:: Problem to work on ::
Show all lines holding "cars".

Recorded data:
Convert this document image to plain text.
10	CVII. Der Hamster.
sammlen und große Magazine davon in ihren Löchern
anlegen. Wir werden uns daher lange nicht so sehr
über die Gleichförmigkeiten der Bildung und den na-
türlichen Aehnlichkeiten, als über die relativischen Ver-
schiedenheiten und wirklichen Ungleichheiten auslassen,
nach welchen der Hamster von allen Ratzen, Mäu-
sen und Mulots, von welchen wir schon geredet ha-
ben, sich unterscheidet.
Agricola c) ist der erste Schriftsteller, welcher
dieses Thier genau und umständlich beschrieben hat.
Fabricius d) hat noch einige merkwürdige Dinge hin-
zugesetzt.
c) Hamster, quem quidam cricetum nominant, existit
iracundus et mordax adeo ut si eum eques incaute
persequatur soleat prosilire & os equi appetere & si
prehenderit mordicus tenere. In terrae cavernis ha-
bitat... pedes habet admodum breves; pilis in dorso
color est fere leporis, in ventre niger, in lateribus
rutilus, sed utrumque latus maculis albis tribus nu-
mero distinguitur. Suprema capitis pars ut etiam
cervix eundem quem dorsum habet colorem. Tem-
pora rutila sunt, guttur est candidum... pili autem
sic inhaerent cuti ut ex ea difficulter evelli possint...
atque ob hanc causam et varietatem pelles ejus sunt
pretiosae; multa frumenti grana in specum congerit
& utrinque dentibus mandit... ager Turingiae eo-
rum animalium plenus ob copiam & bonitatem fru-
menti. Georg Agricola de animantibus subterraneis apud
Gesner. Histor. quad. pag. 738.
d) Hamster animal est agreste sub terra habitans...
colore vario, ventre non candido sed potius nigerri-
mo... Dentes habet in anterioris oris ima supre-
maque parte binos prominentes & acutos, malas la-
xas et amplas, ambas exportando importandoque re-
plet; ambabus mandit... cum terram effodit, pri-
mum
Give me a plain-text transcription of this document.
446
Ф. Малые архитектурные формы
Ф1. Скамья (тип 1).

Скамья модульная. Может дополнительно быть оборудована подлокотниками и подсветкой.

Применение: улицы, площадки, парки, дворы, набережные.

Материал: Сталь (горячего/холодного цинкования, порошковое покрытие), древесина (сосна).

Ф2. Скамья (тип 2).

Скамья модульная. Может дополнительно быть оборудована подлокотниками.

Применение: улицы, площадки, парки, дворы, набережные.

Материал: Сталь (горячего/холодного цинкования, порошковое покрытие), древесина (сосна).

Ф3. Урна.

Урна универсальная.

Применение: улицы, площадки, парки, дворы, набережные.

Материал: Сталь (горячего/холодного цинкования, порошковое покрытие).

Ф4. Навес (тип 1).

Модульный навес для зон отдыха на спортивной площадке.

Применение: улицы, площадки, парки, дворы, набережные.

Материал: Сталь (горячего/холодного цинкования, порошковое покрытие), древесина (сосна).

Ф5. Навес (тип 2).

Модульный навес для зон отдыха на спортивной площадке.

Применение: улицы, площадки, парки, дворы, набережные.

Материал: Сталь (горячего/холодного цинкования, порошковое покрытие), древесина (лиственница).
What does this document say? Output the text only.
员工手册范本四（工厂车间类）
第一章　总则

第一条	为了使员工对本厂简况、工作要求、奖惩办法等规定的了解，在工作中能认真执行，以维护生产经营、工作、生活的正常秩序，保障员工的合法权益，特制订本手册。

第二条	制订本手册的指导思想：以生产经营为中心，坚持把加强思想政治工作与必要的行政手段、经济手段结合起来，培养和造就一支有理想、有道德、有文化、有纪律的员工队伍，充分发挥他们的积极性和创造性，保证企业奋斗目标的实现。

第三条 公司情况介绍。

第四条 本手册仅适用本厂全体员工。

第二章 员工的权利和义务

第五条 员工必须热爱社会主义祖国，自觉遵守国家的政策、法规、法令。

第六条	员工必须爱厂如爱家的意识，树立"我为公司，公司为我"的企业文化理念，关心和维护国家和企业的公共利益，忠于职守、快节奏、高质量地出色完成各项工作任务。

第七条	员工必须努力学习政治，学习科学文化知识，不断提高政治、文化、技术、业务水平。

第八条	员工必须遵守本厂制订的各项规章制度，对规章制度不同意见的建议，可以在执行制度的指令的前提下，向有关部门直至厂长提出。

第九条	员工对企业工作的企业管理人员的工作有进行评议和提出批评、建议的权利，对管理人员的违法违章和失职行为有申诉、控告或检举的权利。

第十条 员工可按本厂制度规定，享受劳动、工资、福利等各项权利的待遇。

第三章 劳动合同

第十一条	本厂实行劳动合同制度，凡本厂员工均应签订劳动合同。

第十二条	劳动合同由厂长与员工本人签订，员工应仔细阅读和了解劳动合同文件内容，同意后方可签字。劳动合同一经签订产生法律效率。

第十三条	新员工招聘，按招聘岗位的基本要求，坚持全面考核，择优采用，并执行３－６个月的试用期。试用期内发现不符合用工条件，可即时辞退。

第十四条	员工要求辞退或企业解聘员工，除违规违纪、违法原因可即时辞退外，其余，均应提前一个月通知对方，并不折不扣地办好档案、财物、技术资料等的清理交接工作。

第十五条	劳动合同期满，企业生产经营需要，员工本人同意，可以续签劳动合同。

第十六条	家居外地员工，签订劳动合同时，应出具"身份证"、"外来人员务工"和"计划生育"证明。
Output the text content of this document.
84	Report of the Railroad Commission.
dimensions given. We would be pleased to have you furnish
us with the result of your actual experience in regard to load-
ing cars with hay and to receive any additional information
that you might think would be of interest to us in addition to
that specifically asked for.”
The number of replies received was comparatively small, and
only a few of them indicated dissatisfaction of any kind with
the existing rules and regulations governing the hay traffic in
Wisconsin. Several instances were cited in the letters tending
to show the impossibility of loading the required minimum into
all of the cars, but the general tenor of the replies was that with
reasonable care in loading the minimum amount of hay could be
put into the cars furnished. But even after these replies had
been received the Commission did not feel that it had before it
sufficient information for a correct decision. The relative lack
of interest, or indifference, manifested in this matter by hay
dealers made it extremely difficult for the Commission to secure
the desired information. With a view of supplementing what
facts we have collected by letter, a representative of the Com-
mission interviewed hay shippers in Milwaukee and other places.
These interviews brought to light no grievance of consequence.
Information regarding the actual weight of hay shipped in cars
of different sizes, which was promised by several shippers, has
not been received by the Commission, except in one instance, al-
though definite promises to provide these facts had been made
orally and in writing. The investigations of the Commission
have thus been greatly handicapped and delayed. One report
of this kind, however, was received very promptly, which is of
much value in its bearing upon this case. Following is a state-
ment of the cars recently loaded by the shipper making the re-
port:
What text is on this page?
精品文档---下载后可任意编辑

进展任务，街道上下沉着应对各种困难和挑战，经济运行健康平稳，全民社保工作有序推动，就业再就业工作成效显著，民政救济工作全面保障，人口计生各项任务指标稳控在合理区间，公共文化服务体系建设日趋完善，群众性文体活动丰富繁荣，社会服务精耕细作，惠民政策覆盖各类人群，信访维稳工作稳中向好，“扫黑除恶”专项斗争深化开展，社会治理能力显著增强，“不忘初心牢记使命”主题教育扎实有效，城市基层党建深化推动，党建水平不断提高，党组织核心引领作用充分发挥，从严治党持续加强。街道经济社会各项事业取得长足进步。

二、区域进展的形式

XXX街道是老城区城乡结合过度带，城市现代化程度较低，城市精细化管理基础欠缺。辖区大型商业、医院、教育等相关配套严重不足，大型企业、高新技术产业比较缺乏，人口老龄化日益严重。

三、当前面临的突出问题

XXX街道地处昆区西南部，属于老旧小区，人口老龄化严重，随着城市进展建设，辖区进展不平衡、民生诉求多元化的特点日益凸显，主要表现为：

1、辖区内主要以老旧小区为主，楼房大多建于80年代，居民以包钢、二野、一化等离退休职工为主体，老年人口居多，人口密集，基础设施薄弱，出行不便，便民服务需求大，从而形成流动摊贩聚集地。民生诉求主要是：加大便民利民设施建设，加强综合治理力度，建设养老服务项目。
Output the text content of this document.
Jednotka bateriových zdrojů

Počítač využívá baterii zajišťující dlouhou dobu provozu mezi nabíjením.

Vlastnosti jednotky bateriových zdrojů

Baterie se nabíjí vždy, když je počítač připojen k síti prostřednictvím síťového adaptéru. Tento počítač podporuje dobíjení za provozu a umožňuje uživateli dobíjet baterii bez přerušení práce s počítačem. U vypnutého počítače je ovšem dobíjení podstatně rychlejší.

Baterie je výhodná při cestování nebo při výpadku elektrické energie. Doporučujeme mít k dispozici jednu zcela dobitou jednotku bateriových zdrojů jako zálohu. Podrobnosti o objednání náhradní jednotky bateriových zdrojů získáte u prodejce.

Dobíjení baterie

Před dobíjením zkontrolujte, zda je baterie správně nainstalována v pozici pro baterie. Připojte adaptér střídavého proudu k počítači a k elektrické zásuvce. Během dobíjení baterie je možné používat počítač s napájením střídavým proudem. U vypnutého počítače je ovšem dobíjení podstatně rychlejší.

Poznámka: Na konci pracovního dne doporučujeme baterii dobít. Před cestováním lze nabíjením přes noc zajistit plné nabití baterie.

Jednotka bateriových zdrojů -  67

:: Written response ::
ing cars with hay and to receive any additional information
all of the cars, but the general tenor of the replies was that with
put into the cars furnished. But even after these replies had
Information regarding the actual weight of hay shipped in cars
ment of the cars recently loaded by the shipper making the re-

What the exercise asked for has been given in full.